Return the count of lines that mention "attention", with no other words.

[Saved entries]
════════════════
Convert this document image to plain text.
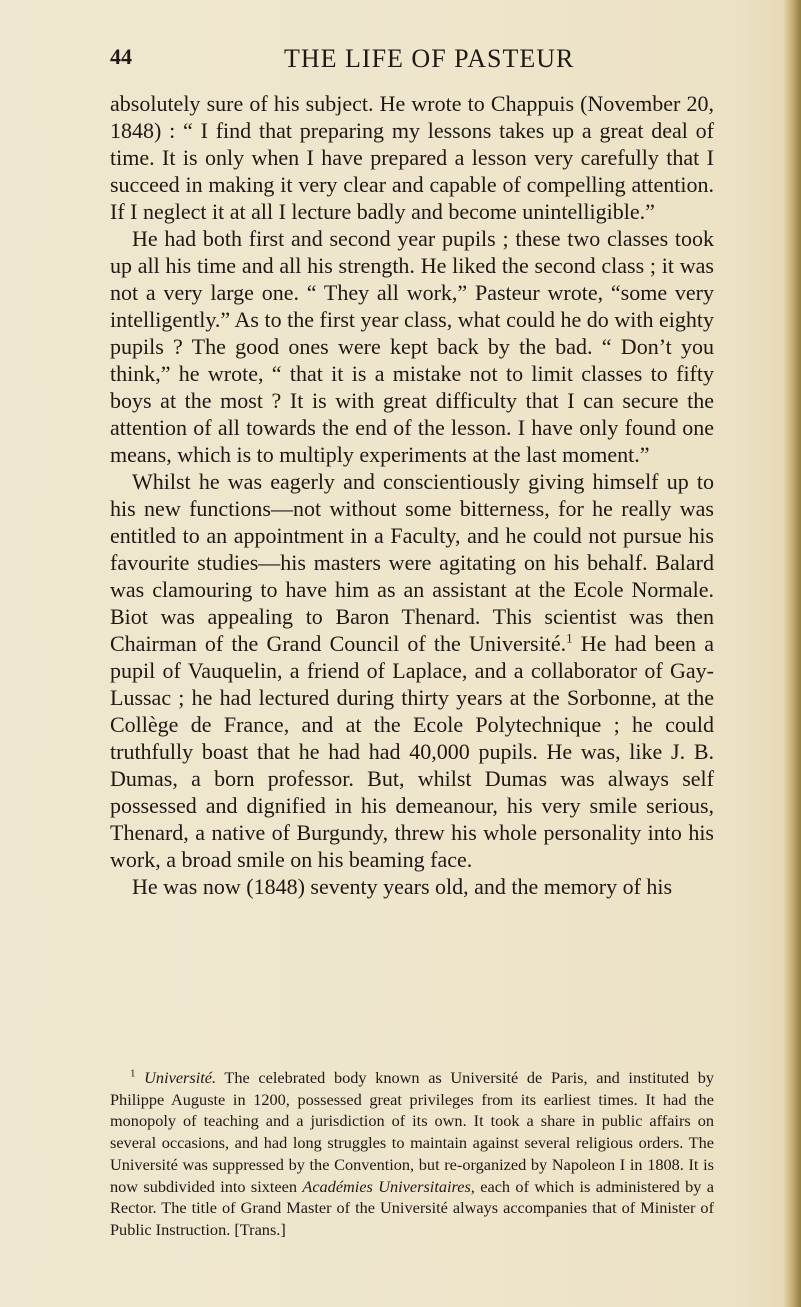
44	THE LIFE OF PASTEUR

absolutely sure of his subject. He wrote to Chappuis (November 20, 1848) : “ I find that preparing my lessons takes up a great deal of time. It is only when I have prepared a lesson very carefully that I succeed in making it very clear and capable of compelling attention. If I neglect it at all I lecture badly and become unintelligible.”

He had both first and second year pupils ; these two classes took up all his time and all his strength. He liked the second class ; it was not a very large one. “ They all work,” Pasteur wrote, “some very intelligently.” As to the first year class, what could he do with eighty pupils ? The good ones were kept back by the bad. “ Don’t you think,” he wrote, “ that it is a mistake not to limit classes to fifty boys at the most ? It is with great difficulty that I can secure the attention of all towards the end of the lesson. I have only found one means, which is to multiply experiments at the last moment.”

Whilst he was eagerly and conscientiously giving himself up to his new functions—not without some bitterness, for he really was entitled to an appointment in a Faculty, and he could not pursue his favourite studies—his masters were agitating on his behalf. Balard was clamouring to have him as an assistant at the Ecole Normale. Biot was appealing to Baron Thenard. This scientist was then Chairman of the Grand Council of the Université.$^1$ He had been a pupil of Vauquelin, a friend of Laplace, and a collaborator of Gay-Lussac ; he had lectured during thirty years at the Sorbonne, at the Collège de France, and at the Ecole Polytechnique ; he could truthfully boast that he had had 40,000 pupils. He was, like J. B. Dumas, a born professor. But, whilst Dumas was always self possessed and dignified in his demeanour, his very smile serious, Thenard, a native of Burgundy, threw his whole personality into his work, a broad smile on his beaming face.

He was now (1848) seventy years old, and the memory of his

$^1$ Université. The celebrated body known as Université de Paris, and instituted by Philippe Auguste in 1200, possessed great privileges from its earliest times. It had the monopoly of teaching and a jurisdiction of its own. It took a share in public affairs on several occasions, and had long struggles to maintain against several religious orders. The Université was suppressed by the Convention, but re-organized by Napoleon I in 1808. It is now subdivided into sixteen Académies Universitaires, each of which is administered by a Rector. The title of Grand Master of the Université always accompanies that of Minister of Public Instruction. [Trans.]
════════════════
__Response to the task__
2